Say how many lines of these entries include the word "Participants", and answer with the number alone.

===== Entries shown =====

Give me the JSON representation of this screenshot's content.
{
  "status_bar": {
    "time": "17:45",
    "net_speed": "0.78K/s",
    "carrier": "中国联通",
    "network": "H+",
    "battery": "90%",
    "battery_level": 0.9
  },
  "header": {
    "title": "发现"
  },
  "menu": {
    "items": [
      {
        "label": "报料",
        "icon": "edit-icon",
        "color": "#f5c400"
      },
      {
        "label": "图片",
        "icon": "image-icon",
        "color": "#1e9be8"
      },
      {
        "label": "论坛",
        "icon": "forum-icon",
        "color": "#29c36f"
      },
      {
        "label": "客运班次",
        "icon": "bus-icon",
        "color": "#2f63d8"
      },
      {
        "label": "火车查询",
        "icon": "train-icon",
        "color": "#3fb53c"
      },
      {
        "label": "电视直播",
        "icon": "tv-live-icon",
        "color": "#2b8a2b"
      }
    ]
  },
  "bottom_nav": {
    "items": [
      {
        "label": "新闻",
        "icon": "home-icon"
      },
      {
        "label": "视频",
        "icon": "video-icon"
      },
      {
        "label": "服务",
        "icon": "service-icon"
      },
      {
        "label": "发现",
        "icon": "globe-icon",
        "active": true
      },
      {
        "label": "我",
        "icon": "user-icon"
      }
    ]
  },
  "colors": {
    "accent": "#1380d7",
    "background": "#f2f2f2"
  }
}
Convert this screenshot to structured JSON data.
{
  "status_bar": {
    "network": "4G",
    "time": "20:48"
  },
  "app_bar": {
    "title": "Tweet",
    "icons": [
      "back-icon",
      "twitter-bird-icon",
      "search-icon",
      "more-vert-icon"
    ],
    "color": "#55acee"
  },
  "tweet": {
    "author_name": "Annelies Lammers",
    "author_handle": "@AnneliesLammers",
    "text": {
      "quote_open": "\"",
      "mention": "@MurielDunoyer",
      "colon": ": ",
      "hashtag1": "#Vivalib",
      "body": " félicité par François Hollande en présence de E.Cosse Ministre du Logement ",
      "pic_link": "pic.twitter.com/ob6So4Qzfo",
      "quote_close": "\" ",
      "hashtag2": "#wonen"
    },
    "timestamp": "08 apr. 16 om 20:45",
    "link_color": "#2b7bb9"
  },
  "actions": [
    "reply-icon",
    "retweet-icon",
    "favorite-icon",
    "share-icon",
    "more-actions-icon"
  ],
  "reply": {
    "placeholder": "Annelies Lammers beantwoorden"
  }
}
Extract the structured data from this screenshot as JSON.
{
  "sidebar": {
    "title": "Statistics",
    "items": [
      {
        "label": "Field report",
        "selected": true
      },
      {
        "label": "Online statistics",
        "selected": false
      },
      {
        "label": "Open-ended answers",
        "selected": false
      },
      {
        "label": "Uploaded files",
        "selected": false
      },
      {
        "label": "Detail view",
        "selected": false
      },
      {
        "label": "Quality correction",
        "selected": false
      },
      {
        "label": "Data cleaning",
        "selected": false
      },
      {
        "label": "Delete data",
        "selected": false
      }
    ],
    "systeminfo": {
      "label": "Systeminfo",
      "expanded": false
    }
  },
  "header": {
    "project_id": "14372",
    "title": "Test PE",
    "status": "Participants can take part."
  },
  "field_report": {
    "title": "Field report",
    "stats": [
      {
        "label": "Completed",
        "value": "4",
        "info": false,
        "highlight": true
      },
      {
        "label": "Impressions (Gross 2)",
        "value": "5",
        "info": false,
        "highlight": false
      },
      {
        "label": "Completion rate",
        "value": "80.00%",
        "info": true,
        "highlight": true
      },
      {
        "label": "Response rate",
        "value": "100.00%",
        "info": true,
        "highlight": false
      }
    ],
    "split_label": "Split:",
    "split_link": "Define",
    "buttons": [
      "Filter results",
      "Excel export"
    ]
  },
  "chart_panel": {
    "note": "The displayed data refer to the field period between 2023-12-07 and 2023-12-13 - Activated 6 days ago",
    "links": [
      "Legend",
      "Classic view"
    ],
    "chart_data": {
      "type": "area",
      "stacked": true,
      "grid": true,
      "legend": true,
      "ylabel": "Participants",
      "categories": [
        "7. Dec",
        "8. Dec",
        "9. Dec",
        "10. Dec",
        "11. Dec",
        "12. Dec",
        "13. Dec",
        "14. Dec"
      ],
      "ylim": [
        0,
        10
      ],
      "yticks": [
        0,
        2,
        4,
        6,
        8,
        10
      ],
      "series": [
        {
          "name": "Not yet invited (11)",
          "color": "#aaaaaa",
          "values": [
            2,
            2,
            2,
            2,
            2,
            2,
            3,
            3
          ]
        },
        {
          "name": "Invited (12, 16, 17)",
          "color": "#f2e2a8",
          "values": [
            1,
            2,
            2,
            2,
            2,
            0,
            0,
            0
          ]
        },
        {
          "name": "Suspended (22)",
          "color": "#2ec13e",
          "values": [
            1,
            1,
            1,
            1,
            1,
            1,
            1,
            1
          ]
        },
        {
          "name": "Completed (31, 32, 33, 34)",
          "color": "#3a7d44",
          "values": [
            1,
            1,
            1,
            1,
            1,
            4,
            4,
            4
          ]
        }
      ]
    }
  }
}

=====

- _Exercise answer_:
2